> _STATED EXERCISE_:
Count lines with the string "mendapatkan" in them. State the number alone.
++++ INPUT RECORDS
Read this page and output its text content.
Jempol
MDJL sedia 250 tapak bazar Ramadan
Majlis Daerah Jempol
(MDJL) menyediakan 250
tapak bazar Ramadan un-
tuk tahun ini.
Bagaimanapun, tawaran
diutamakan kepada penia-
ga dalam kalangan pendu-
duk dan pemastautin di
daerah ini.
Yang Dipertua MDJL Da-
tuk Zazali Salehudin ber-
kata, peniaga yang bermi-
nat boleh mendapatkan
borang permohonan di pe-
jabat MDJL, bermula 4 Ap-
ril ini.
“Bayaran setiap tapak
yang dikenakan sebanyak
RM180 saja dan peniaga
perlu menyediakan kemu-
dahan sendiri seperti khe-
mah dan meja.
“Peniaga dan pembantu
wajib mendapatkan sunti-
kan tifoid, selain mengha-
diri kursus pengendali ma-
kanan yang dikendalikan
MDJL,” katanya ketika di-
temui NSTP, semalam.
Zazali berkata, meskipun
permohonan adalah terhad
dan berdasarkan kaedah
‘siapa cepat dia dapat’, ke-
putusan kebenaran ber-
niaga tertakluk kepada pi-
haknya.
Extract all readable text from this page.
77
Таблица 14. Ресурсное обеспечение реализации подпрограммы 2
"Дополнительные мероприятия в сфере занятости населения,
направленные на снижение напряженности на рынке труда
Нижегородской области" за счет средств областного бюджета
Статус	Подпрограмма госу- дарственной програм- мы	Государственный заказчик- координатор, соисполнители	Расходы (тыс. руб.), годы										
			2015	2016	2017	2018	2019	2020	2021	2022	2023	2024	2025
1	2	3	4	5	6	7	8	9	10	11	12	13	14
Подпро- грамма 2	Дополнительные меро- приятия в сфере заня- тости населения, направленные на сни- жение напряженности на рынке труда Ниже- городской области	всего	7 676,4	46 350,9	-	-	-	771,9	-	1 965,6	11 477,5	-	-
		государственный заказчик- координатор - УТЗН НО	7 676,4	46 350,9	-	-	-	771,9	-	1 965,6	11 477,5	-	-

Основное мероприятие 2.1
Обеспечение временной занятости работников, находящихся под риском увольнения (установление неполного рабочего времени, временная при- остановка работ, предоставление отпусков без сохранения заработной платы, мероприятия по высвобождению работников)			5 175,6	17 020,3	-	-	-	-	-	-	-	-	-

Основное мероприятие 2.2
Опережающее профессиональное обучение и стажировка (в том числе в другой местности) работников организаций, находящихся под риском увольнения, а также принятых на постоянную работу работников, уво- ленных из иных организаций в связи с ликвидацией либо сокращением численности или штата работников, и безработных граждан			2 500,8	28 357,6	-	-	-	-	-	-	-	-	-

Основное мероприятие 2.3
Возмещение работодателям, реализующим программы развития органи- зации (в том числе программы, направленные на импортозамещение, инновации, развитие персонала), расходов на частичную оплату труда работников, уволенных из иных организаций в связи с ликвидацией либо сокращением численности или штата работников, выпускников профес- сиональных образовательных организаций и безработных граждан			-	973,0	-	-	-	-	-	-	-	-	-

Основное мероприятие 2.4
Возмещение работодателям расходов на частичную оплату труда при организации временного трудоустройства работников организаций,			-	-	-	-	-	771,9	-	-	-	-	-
++++++++
> _FULL SOLUTION_:
2